::: Extracted entries
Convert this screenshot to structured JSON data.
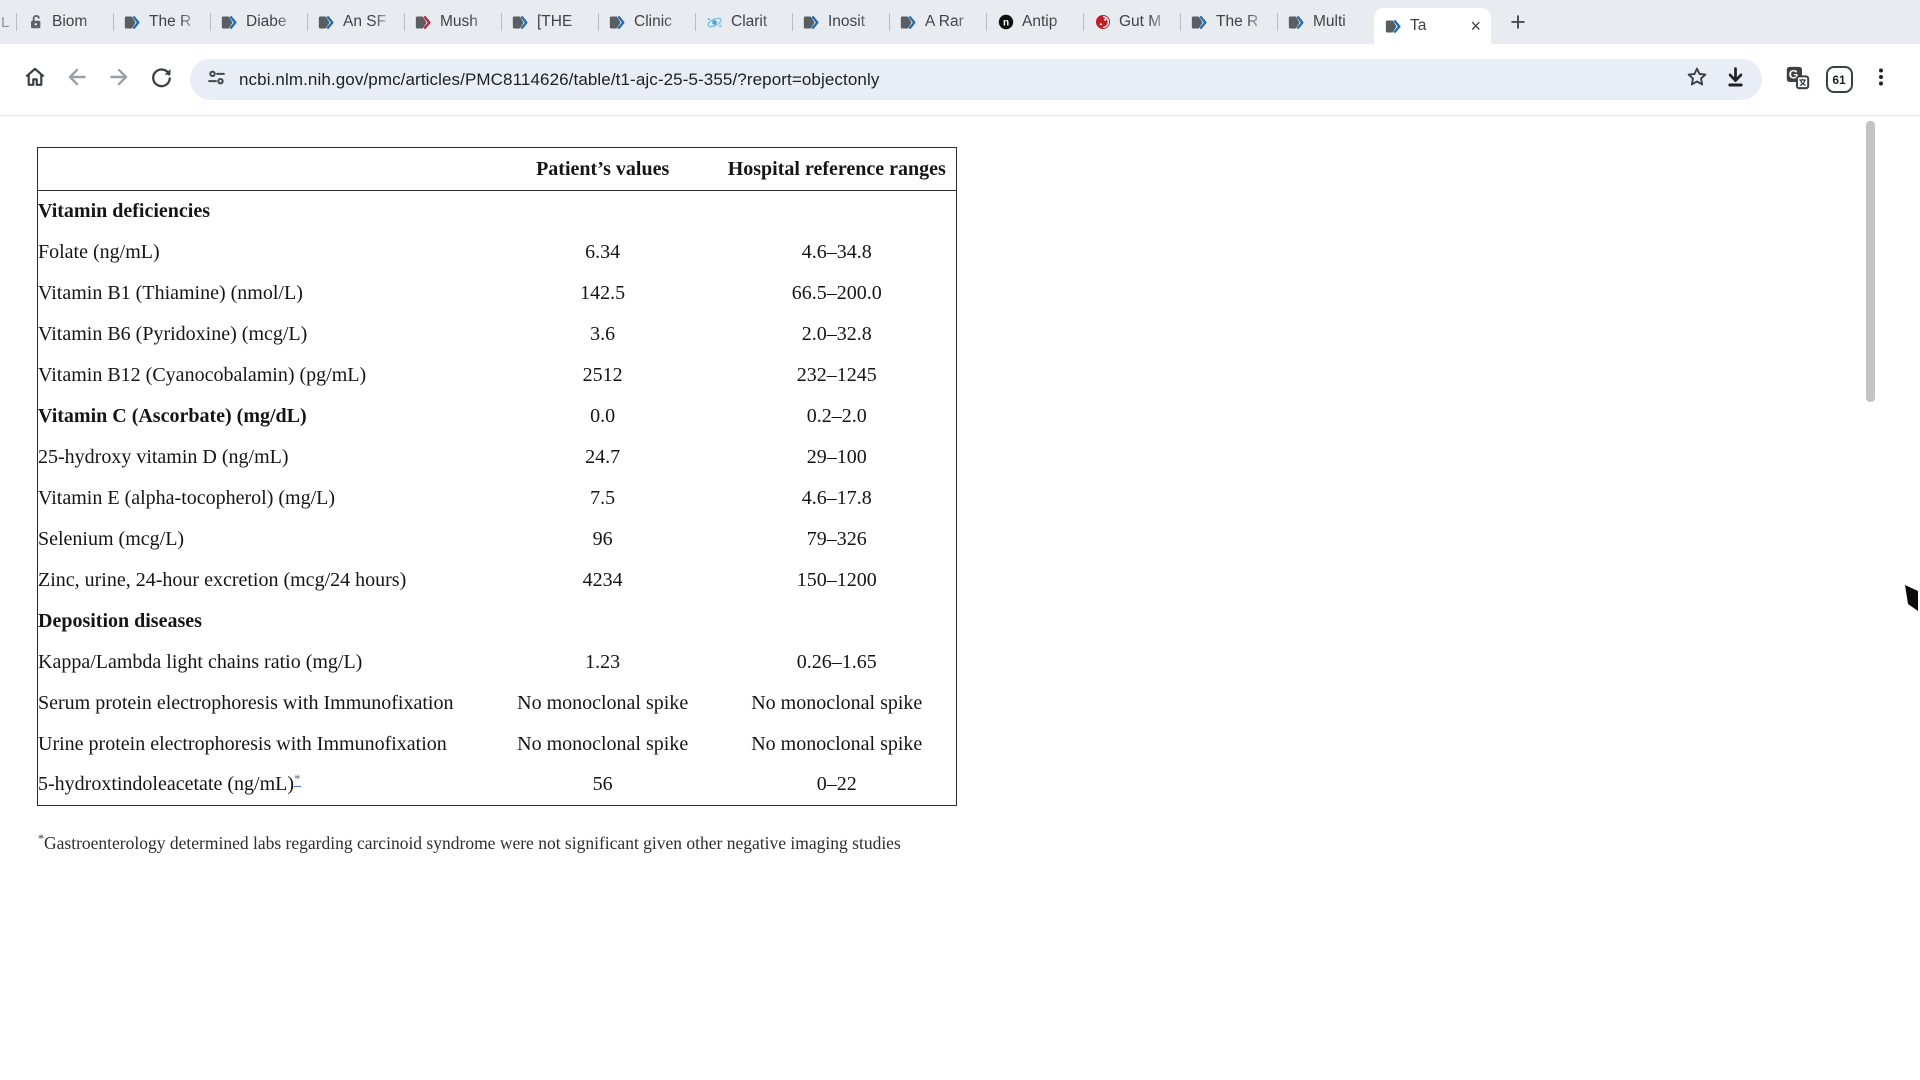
{
  "browser": {
    "tab_overflow_fragment": "L",
    "tabs": [
      {
        "label": "Biom",
        "icon": "lock-open"
      },
      {
        "label": "The R",
        "icon": "pmc-blue"
      },
      {
        "label": "Diabe",
        "icon": "pmc-blue"
      },
      {
        "label": "An SF",
        "icon": "pmc-blue"
      },
      {
        "label": "Mush",
        "icon": "pmc-red"
      },
      {
        "label": "[THE",
        "icon": "pmc-blue"
      },
      {
        "label": "Clinic",
        "icon": "pmc-blue"
      },
      {
        "label": "Clarit",
        "icon": "clarity"
      },
      {
        "label": "Inosit",
        "icon": "pmc-blue"
      },
      {
        "label": "A Rar",
        "icon": "pmc-blue"
      },
      {
        "label": "Antip",
        "icon": "n-circle"
      },
      {
        "label": "Gut M",
        "icon": "red-circle"
      },
      {
        "label": "The R",
        "icon": "pmc-blue"
      },
      {
        "label": "Multi",
        "icon": "pmc-blue"
      },
      {
        "label": "Ta",
        "icon": "pmc-blue",
        "active": true,
        "close_label": "×"
      }
    ],
    "new_tab_label": "+",
    "url": "ncbi.nlm.nih.gov/pmc/articles/PMC8114626/table/t1-ajc-25-5-355/?report=objectonly",
    "extension_badge": "61"
  },
  "page": {
    "table": {
      "columns": [
        "",
        "Patient’s values",
        "Hospital reference ranges"
      ],
      "rows": [
        {
          "type": "section",
          "label": "Vitamin deficiencies"
        },
        {
          "type": "data",
          "label": "Folate (ng/mL)",
          "patient": "6.34",
          "range": "4.6–34.8"
        },
        {
          "type": "data",
          "label": "Vitamin B1 (Thiamine) (nmol/L)",
          "patient": "142.5",
          "range": "66.5–200.0"
        },
        {
          "type": "data",
          "label": "Vitamin B6 (Pyridoxine) (mcg/L)",
          "patient": "3.6",
          "range": "2.0–32.8"
        },
        {
          "type": "data",
          "label": "Vitamin B12 (Cyanocobalamin) (pg/mL)",
          "patient": "2512",
          "range": "232–1245"
        },
        {
          "type": "data",
          "label": "Vitamin C (Ascorbate) (mg/dL)",
          "bold": true,
          "patient": "0.0",
          "range": "0.2–2.0"
        },
        {
          "type": "data",
          "label": "25-hydroxy vitamin D (ng/mL)",
          "patient": "24.7",
          "range": "29–100"
        },
        {
          "type": "data",
          "label": "Vitamin E (alpha-tocopherol) (mg/L)",
          "patient": "7.5",
          "range": "4.6–17.8"
        },
        {
          "type": "data",
          "label": "Selenium (mcg/L)",
          "patient": "96",
          "range": "79–326"
        },
        {
          "type": "data",
          "label": "Zinc, urine, 24-hour excretion (mcg/24 hours)",
          "patient": "4234",
          "range": "150–1200"
        },
        {
          "type": "section",
          "label": "Deposition diseases"
        },
        {
          "type": "data",
          "label": "Kappa/Lambda light chains ratio (mg/L)",
          "patient": "1.23",
          "range": "0.26–1.65"
        },
        {
          "type": "data",
          "label": "Serum protein electrophoresis with Immunofixation",
          "patient": "No monoclonal spike",
          "range": "No monoclonal spike"
        },
        {
          "type": "data",
          "label": "Urine protein electrophoresis with Immunofixation",
          "patient": "No monoclonal spike",
          "range": "No monoclonal spike"
        },
        {
          "type": "data",
          "label": "5-hydroxtindoleacetate (ng/mL)",
          "marker": "*",
          "patient": "56",
          "range": "0–22"
        }
      ],
      "footnote_marker": "*",
      "footnote_text": "Gastroenterology determined labs regarding carcinoid syndrome were not significant given other negative imaging studies"
    }
  },
  "colors": {
    "pmc_chevron_blue": "#1f6cb5",
    "pmc_chevron_red": "#c2203a",
    "omnibox_bg": "#e9eef6",
    "tabstrip_bg": "#e8ebef",
    "footnote_link_blue": "#4a74b8",
    "scrollbar_thumb": "#c2c5c8"
  }
}
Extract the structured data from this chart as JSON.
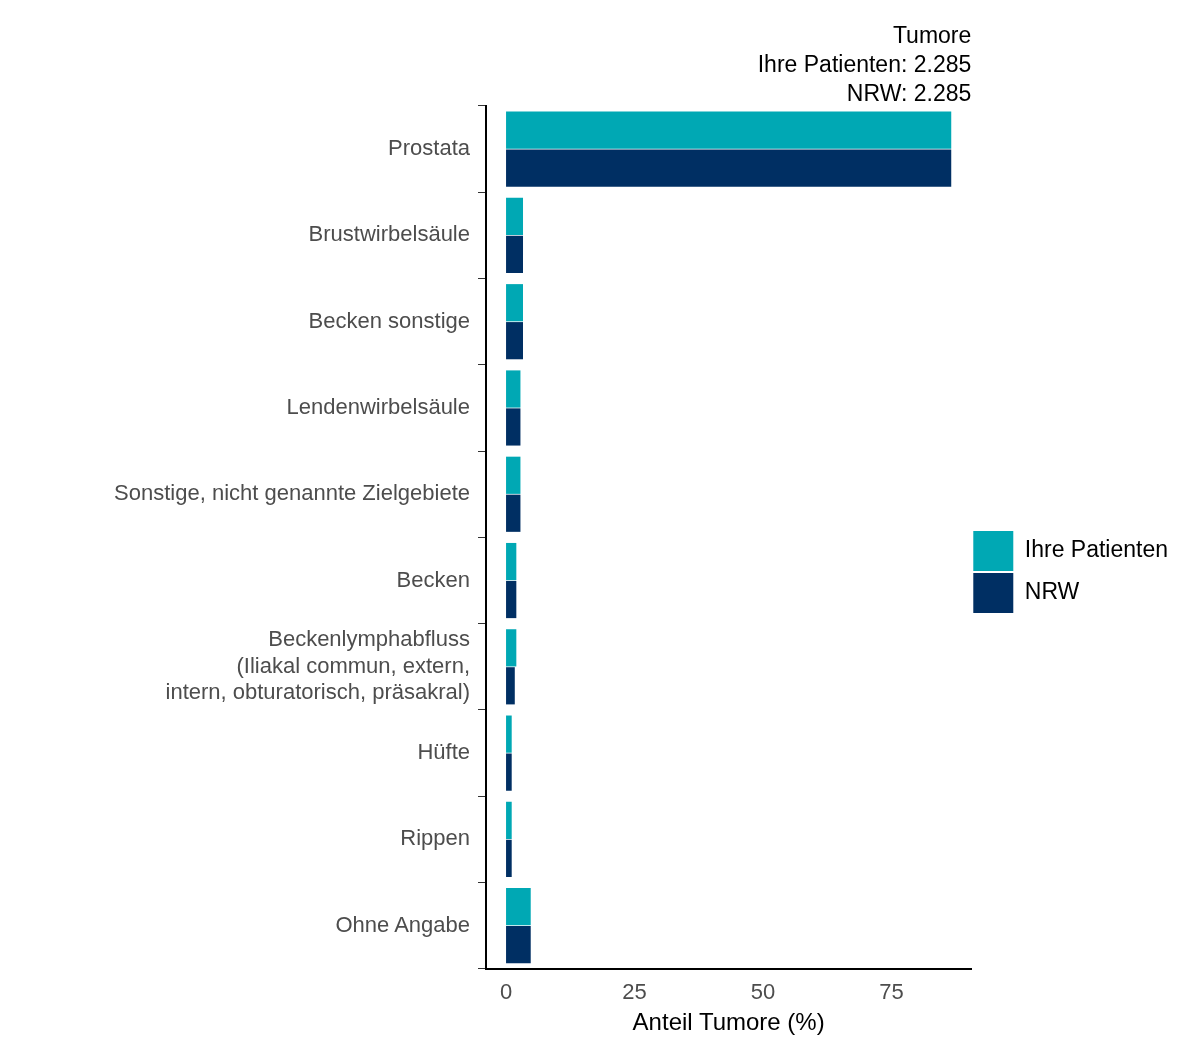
{
  "chart_data": {
    "type": "bar",
    "orientation": "horizontal",
    "title": "Tumore\nIhre Patienten: 2.285\nNRW: 2.285",
    "xlabel": "Anteil Tumore (%)",
    "categories": [
      "Prostata",
      "Brustwirbelsäule",
      "Becken sonstige",
      "Lendenwirbelsäule",
      "Sonstige, nicht genannte Zielgebiete",
      "Becken",
      "Beckenlymphabfluss\n(Iliakal commun, extern,\nintern, obturatorisch, präsakral)",
      "Hüfte",
      "Rippen",
      "Ohne Angabe"
    ],
    "series": [
      {
        "name": "Ihre Patienten",
        "color": "#00a8b4",
        "values": [
          86.6,
          3.3,
          3.3,
          2.8,
          2.8,
          2.0,
          2.0,
          1.1,
          1.1,
          4.8
        ]
      },
      {
        "name": "NRW",
        "color": "#002f63",
        "values": [
          86.6,
          3.3,
          3.3,
          2.8,
          2.8,
          2.0,
          1.7,
          1.1,
          1.1,
          4.8
        ]
      }
    ],
    "xlim": [
      -3.9,
      90.5
    ],
    "xticks": [
      0,
      25,
      50,
      75
    ],
    "grid": false,
    "legend": "right"
  }
}
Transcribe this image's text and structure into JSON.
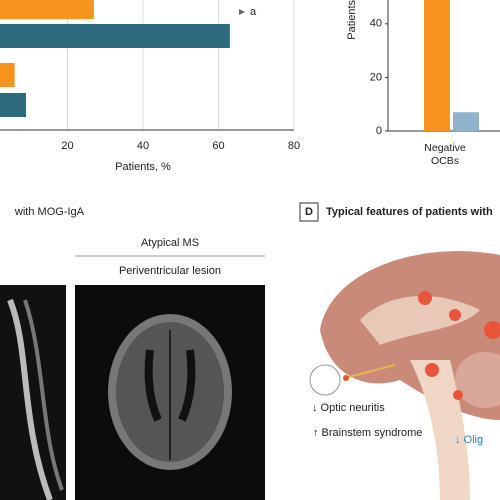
{
  "chart_data": [
    {
      "type": "hbar",
      "categories": [
        null,
        null,
        null,
        null
      ],
      "values": [
        27,
        63,
        6,
        9
      ],
      "colors": [
        "#f7941d",
        "#2e6b7c",
        "#f7941d",
        "#2e6b7c"
      ],
      "annotations": [
        {
          "index": 1,
          "text": "a"
        }
      ],
      "xlabel": "Patients, %",
      "xlim": [
        0,
        80
      ],
      "xticks": [
        20,
        40,
        60,
        80
      ],
      "grid": true
    },
    {
      "type": "bar",
      "categories": [
        "Negative OCBs"
      ],
      "values": [
        [
          50,
          7
        ]
      ],
      "colors": [
        "#f7941d",
        "#8fb3cc"
      ],
      "ylabel": "Patients",
      "ylim": [
        0,
        50
      ],
      "yticks": [
        0,
        20,
        40
      ],
      "grid": false
    }
  ],
  "panel_c": {
    "title": "with MOG-IgA",
    "header": "Atypical MS",
    "subheader": "Periventricular lesion"
  },
  "panel_d": {
    "letter": "D",
    "title": "Typical features of patients with",
    "labels": [
      "↓ Optic neuritis",
      "↑ Brainstem syndrome",
      "↓ Olig"
    ]
  }
}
::::::
Problem requirements:
Reproduce every line above word for word; no images.

Solution:
Convert this screenshot to structured JSON data.
{
  "browser": {
    "tab_overflow_fragment": "L",
    "tabs": [
      {
        "label": "Biom",
        "icon": "lock-open"
      },
      {
        "label": "The R",
        "icon": "pmc-blue"
      },
      {
        "label": "Diabe",
        "icon": "pmc-blue"
      },
      {
        "label": "An SF",
        "icon": "pmc-blue"
      },
      {
        "label": "Mush",
        "icon": "pmc-red"
      },
      {
        "label": "[THE",
        "icon": "pmc-blue"
      },
      {
        "label": "Clinic",
        "icon": "pmc-blue"
      },
      {
        "label": "Clarit",
        "icon": "clarity"
      },
      {
        "label": "Inosit",
        "icon": "pmc-blue"
      },
      {
        "label": "A Rar",
        "icon": "pmc-blue"
      },
      {
        "label": "Antip",
        "icon": "n-circle"
      },
      {
        "label": "Gut M",
        "icon": "red-circle"
      },
      {
        "label": "The R",
        "icon": "pmc-blue"
      },
      {
        "label": "Multi",
        "icon": "pmc-blue"
      },
      {
        "label": "Ta",
        "icon": "pmc-blue",
        "active": true,
        "close_label": "×"
      }
    ],
    "new_tab_label": "+",
    "url": "ncbi.nlm.nih.gov/pmc/articles/PMC8114626/table/t1-ajc-25-5-355/?report=objectonly",
    "extension_badge": "61"
  },
  "page": {
    "table": {
      "columns": [
        "",
        "Patient’s values",
        "Hospital reference ranges"
      ],
      "rows": [
        {
          "type": "section",
          "label": "Vitamin deficiencies"
        },
        {
          "type": "data",
          "label": "Folate (ng/mL)",
          "patient": "6.34",
          "range": "4.6–34.8"
        },
        {
          "type": "data",
          "label": "Vitamin B1 (Thiamine) (nmol/L)",
          "patient": "142.5",
          "range": "66.5–200.0"
        },
        {
          "type": "data",
          "label": "Vitamin B6 (Pyridoxine) (mcg/L)",
          "patient": "3.6",
          "range": "2.0–32.8"
        },
        {
          "type": "data",
          "label": "Vitamin B12 (Cyanocobalamin) (pg/mL)",
          "patient": "2512",
          "range": "232–1245"
        },
        {
          "type": "data",
          "label": "Vitamin C (Ascorbate) (mg/dL)",
          "bold": true,
          "patient": "0.0",
          "range": "0.2–2.0"
        },
        {
          "type": "data",
          "label": "25-hydroxy vitamin D (ng/mL)",
          "patient": "24.7",
          "range": "29–100"
        },
        {
          "type": "data",
          "label": "Vitamin E (alpha-tocopherol) (mg/L)",
          "patient": "7.5",
          "range": "4.6–17.8"
        },
        {
          "type": "data",
          "label": "Selenium (mcg/L)",
          "patient": "96",
          "range": "79–326"
        },
        {
          "type": "data",
          "label": "Zinc, urine, 24-hour excretion (mcg/24 hours)",
          "patient": "4234",
          "range": "150–1200"
        },
        {
          "type": "section",
          "label": "Deposition diseases"
        },
        {
          "type": "data",
          "label": "Kappa/Lambda light chains ratio (mg/L)",
          "patient": "1.23",
          "range": "0.26–1.65"
        },
        {
          "type": "data",
          "label": "Serum protein electrophoresis with Immunofixation",
          "patient": "No monoclonal spike",
          "range": "No monoclonal spike"
        },
        {
          "type": "data",
          "label": "Urine protein electrophoresis with Immunofixation",
          "patient": "No monoclonal spike",
          "range": "No monoclonal spike"
        },
        {
          "type": "data",
          "label": "5-hydroxtindoleacetate (ng/mL)",
          "marker": "*",
          "patient": "56",
          "range": "0–22"
        }
      ],
      "footnote_marker": "*",
      "footnote_text": "Gastroenterology determined labs regarding carcinoid syndrome were not significant given other negative imaging studies"
    }
  },
  "colors": {
    "pmc_chevron_blue": "#1f6cb5",
    "pmc_chevron_red": "#c2203a",
    "omnibox_bg": "#e9eef6",
    "tabstrip_bg": "#e8ebef",
    "footnote_link_blue": "#4a74b8",
    "scrollbar_thumb": "#c2c5c8"
  }
}
Extract the structured data from this chart as JSON.
{
  "chart_data": {
    "type": "bar",
    "orientation": "horizontal",
    "title": "Tumore\nIhre Patienten: 2.285\nNRW: 2.285",
    "xlabel": "Anteil Tumore (%)",
    "categories": [
      "Prostata",
      "Brustwirbelsäule",
      "Becken sonstige",
      "Lendenwirbelsäule",
      "Sonstige, nicht genannte Zielgebiete",
      "Becken",
      "Beckenlymphabfluss\n(Iliakal commun, extern,\nintern, obturatorisch, präsakral)",
      "Hüfte",
      "Rippen",
      "Ohne Angabe"
    ],
    "series": [
      {
        "name": "Ihre Patienten",
        "color": "#00a8b4",
        "values": [
          86.6,
          3.3,
          3.3,
          2.8,
          2.8,
          2.0,
          2.0,
          1.1,
          1.1,
          4.8
        ]
      },
      {
        "name": "NRW",
        "color": "#002f63",
        "values": [
          86.6,
          3.3,
          3.3,
          2.8,
          2.8,
          2.0,
          1.7,
          1.1,
          1.1,
          4.8
        ]
      }
    ],
    "xlim": [
      -3.9,
      90.5
    ],
    "xticks": [
      0,
      25,
      50,
      75
    ],
    "grid": false,
    "legend": "right"
  }
}
Transcribe this image's text and structure into JSON.
{
  "chart_data": [
    {
      "type": "hbar",
      "categories": [
        null,
        null,
        null,
        null
      ],
      "values": [
        27,
        63,
        6,
        9
      ],
      "colors": [
        "#f7941d",
        "#2e6b7c",
        "#f7941d",
        "#2e6b7c"
      ],
      "annotations": [
        {
          "index": 1,
          "text": "a"
        }
      ],
      "xlabel": "Patients, %",
      "xlim": [
        0,
        80
      ],
      "xticks": [
        20,
        40,
        60,
        80
      ],
      "grid": true
    },
    {
      "type": "bar",
      "categories": [
        "Negative OCBs"
      ],
      "values": [
        [
          50,
          7
        ]
      ],
      "colors": [
        "#f7941d",
        "#8fb3cc"
      ],
      "ylabel": "Patients",
      "ylim": [
        0,
        50
      ],
      "yticks": [
        0,
        20,
        40
      ],
      "grid": false
    }
  ],
  "panel_c": {
    "title": "with MOG-IgA",
    "header": "Atypical MS",
    "subheader": "Periventricular lesion"
  },
  "panel_d": {
    "letter": "D",
    "title": "Typical features of patients with",
    "labels": [
      "↓ Optic neuritis",
      "↑ Brainstem syndrome",
      "↓ Olig"
    ]
  }
}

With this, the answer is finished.